## Task statement
Repeat each record exactly as written, and drop any images.

## Records provided

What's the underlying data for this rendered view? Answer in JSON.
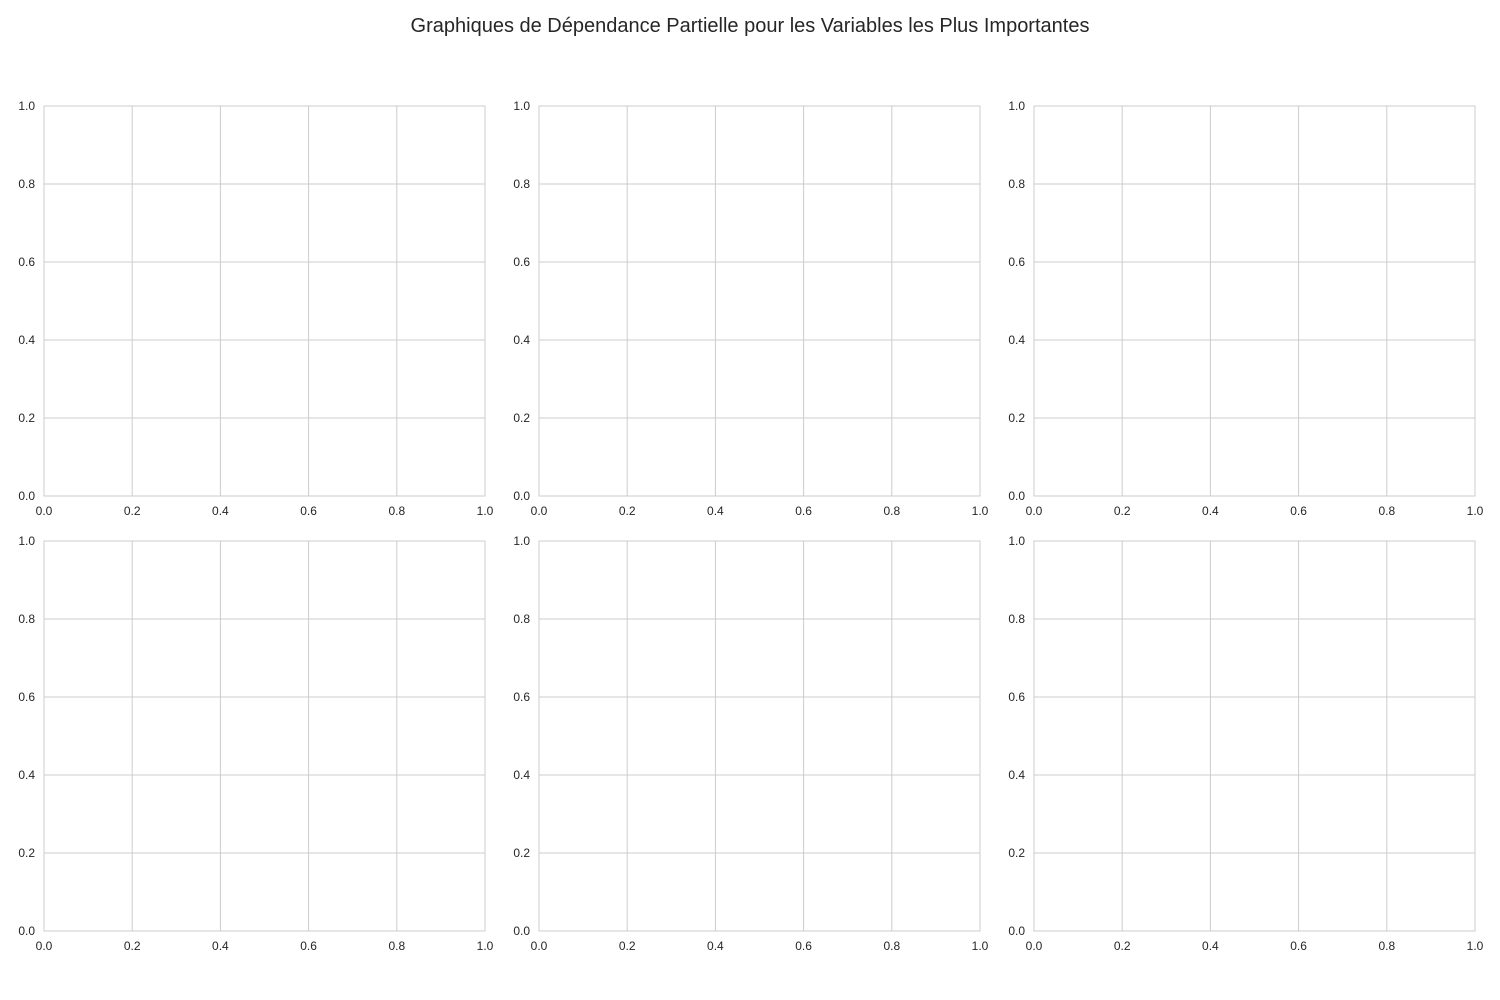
{
  "title": "Graphiques de Dépendance Partielle pour les Variables les Plus Importantes",
  "colors": {
    "grid": "#cccccc",
    "spine": "#cccccc",
    "text": "#262626",
    "background": "#ffffff"
  },
  "chart_data": [
    {
      "type": "line",
      "series": [],
      "xlim": [
        0,
        1
      ],
      "ylim": [
        0,
        1
      ],
      "grid": true,
      "xticks": [
        "0.0",
        "0.2",
        "0.4",
        "0.6",
        "0.8",
        "1.0"
      ],
      "yticks": [
        "0.0",
        "0.2",
        "0.4",
        "0.6",
        "0.8",
        "1.0"
      ]
    },
    {
      "type": "line",
      "series": [],
      "xlim": [
        0,
        1
      ],
      "ylim": [
        0,
        1
      ],
      "grid": true,
      "xticks": [
        "0.0",
        "0.2",
        "0.4",
        "0.6",
        "0.8",
        "1.0"
      ],
      "yticks": [
        "0.0",
        "0.2",
        "0.4",
        "0.6",
        "0.8",
        "1.0"
      ]
    },
    {
      "type": "line",
      "series": [],
      "xlim": [
        0,
        1
      ],
      "ylim": [
        0,
        1
      ],
      "grid": true,
      "xticks": [
        "0.0",
        "0.2",
        "0.4",
        "0.6",
        "0.8",
        "1.0"
      ],
      "yticks": [
        "0.0",
        "0.2",
        "0.4",
        "0.6",
        "0.8",
        "1.0"
      ]
    },
    {
      "type": "line",
      "series": [],
      "xlim": [
        0,
        1
      ],
      "ylim": [
        0,
        1
      ],
      "grid": true,
      "xticks": [
        "0.0",
        "0.2",
        "0.4",
        "0.6",
        "0.8",
        "1.0"
      ],
      "yticks": [
        "0.0",
        "0.2",
        "0.4",
        "0.6",
        "0.8",
        "1.0"
      ]
    },
    {
      "type": "line",
      "series": [],
      "xlim": [
        0,
        1
      ],
      "ylim": [
        0,
        1
      ],
      "grid": true,
      "xticks": [
        "0.0",
        "0.2",
        "0.4",
        "0.6",
        "0.8",
        "1.0"
      ],
      "yticks": [
        "0.0",
        "0.2",
        "0.4",
        "0.6",
        "0.8",
        "1.0"
      ]
    },
    {
      "type": "line",
      "series": [],
      "xlim": [
        0,
        1
      ],
      "ylim": [
        0,
        1
      ],
      "grid": true,
      "xticks": [
        "0.0",
        "0.2",
        "0.4",
        "0.6",
        "0.8",
        "1.0"
      ],
      "yticks": [
        "0.0",
        "0.2",
        "0.4",
        "0.6",
        "0.8",
        "1.0"
      ]
    }
  ]
}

## Final answer
What's the underlying data for this rendered view? Answer in JSON.
{
  "title": "Graphiques de Dépendance Partielle pour les Variables les Plus Importantes",
  "colors": {
    "grid": "#cccccc",
    "spine": "#cccccc",
    "text": "#262626",
    "background": "#ffffff"
  },
  "chart_data": [
    {
      "type": "line",
      "series": [],
      "xlim": [
        0,
        1
      ],
      "ylim": [
        0,
        1
      ],
      "grid": true,
      "xticks": [
        "0.0",
        "0.2",
        "0.4",
        "0.6",
        "0.8",
        "1.0"
      ],
      "yticks": [
        "0.0",
        "0.2",
        "0.4",
        "0.6",
        "0.8",
        "1.0"
      ]
    },
    {
      "type": "line",
      "series": [],
      "xlim": [
        0,
        1
      ],
      "ylim": [
        0,
        1
      ],
      "grid": true,
      "xticks": [
        "0.0",
        "0.2",
        "0.4",
        "0.6",
        "0.8",
        "1.0"
      ],
      "yticks": [
        "0.0",
        "0.2",
        "0.4",
        "0.6",
        "0.8",
        "1.0"
      ]
    },
    {
      "type": "line",
      "series": [],
      "xlim": [
        0,
        1
      ],
      "ylim": [
        0,
        1
      ],
      "grid": true,
      "xticks": [
        "0.0",
        "0.2",
        "0.4",
        "0.6",
        "0.8",
        "1.0"
      ],
      "yticks": [
        "0.0",
        "0.2",
        "0.4",
        "0.6",
        "0.8",
        "1.0"
      ]
    },
    {
      "type": "line",
      "series": [],
      "xlim": [
        0,
        1
      ],
      "ylim": [
        0,
        1
      ],
      "grid": true,
      "xticks": [
        "0.0",
        "0.2",
        "0.4",
        "0.6",
        "0.8",
        "1.0"
      ],
      "yticks": [
        "0.0",
        "0.2",
        "0.4",
        "0.6",
        "0.8",
        "1.0"
      ]
    },
    {
      "type": "line",
      "series": [],
      "xlim": [
        0,
        1
      ],
      "ylim": [
        0,
        1
      ],
      "grid": true,
      "xticks": [
        "0.0",
        "0.2",
        "0.4",
        "0.6",
        "0.8",
        "1.0"
      ],
      "yticks": [
        "0.0",
        "0.2",
        "0.4",
        "0.6",
        "0.8",
        "1.0"
      ]
    },
    {
      "type": "line",
      "series": [],
      "xlim": [
        0,
        1
      ],
      "ylim": [
        0,
        1
      ],
      "grid": true,
      "xticks": [
        "0.0",
        "0.2",
        "0.4",
        "0.6",
        "0.8",
        "1.0"
      ],
      "yticks": [
        "0.0",
        "0.2",
        "0.4",
        "0.6",
        "0.8",
        "1.0"
      ]
    }
  ]
}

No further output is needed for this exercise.